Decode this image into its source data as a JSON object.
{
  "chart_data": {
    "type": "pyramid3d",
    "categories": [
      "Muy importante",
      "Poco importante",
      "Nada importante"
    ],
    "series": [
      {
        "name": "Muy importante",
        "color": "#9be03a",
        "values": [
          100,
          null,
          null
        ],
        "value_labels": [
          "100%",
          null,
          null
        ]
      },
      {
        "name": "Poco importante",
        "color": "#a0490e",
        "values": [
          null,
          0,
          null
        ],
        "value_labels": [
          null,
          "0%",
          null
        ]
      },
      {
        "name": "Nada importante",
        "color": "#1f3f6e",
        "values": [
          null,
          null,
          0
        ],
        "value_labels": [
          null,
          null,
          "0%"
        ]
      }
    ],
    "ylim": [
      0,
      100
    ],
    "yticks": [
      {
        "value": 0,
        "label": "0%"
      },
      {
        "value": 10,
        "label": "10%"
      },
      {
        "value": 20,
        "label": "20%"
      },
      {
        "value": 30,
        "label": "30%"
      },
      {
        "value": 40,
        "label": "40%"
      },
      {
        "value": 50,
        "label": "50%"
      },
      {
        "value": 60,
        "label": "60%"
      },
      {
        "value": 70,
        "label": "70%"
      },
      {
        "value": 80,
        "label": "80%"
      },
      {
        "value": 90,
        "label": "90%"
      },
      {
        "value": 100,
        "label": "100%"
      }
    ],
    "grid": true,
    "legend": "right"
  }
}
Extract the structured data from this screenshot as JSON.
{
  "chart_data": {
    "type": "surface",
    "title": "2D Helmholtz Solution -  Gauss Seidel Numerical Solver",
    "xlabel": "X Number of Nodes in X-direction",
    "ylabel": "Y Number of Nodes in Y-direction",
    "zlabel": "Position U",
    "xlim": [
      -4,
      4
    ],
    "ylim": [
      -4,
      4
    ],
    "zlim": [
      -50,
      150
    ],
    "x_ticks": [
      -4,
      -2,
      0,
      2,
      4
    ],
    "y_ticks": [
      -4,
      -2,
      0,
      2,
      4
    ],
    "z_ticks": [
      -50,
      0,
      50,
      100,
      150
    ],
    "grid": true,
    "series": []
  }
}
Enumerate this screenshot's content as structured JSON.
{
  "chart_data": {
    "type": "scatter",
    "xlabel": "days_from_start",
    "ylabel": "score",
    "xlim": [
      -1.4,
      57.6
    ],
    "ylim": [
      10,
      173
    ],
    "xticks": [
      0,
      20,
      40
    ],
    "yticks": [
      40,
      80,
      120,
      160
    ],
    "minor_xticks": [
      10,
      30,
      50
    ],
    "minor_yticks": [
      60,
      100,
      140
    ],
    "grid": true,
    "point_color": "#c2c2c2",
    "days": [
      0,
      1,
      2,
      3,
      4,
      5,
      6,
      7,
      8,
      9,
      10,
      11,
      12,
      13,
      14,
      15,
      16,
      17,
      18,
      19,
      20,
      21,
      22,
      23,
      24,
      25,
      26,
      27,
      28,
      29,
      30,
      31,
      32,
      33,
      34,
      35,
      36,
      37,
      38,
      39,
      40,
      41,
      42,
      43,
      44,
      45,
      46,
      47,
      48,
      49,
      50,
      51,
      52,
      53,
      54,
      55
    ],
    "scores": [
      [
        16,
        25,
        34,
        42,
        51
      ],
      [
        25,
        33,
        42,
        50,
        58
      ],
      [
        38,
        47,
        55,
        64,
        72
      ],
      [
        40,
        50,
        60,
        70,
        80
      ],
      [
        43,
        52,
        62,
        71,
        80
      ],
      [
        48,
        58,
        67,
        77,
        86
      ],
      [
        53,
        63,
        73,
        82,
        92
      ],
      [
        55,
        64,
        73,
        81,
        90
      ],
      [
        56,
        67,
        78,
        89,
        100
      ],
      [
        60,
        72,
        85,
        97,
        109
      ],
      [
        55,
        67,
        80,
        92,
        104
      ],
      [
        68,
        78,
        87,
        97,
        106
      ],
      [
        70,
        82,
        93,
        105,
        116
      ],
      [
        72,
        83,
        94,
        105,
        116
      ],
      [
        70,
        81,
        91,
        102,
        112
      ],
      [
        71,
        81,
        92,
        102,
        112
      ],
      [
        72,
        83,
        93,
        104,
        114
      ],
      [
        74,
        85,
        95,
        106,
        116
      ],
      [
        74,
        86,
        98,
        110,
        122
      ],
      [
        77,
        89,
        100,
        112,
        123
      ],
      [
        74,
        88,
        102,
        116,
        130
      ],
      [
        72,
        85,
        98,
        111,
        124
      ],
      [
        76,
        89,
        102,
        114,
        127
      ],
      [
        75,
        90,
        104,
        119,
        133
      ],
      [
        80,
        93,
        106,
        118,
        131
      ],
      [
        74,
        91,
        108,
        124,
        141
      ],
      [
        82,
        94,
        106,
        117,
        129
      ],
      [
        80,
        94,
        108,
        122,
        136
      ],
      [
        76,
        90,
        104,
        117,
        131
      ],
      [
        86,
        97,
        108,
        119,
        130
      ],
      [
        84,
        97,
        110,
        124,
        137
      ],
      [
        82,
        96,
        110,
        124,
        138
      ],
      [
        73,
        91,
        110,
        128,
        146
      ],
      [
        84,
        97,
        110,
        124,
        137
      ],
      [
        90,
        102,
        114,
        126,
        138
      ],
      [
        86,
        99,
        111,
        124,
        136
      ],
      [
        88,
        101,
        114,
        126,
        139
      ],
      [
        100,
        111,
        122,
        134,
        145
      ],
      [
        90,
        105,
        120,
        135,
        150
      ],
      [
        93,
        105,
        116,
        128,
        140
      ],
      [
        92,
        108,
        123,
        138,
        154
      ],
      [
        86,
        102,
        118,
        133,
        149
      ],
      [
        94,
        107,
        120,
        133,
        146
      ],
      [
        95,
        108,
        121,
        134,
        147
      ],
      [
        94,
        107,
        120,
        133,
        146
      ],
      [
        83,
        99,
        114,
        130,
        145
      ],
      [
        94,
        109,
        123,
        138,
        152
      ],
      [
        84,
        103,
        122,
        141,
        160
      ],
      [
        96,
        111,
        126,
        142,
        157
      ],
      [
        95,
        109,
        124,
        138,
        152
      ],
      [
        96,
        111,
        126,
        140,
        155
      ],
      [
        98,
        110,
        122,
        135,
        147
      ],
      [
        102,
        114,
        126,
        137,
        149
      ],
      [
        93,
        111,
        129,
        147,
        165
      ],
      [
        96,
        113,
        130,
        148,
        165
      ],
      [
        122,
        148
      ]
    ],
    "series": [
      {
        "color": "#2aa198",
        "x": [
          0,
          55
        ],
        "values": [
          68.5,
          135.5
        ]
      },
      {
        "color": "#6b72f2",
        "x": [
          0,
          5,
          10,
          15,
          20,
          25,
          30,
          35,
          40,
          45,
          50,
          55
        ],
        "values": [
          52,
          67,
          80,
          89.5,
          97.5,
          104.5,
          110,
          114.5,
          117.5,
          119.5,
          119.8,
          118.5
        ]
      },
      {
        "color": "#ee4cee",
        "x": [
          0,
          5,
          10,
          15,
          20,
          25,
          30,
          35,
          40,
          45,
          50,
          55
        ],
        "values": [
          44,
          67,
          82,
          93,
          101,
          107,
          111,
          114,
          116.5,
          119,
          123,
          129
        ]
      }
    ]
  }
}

============

▶ GIVEN REQUEST
Reproduce each line holding the word "Poco".

▶ RESULT FOR THIS TASK
      "Poco importante",
        "name": "Poco importante",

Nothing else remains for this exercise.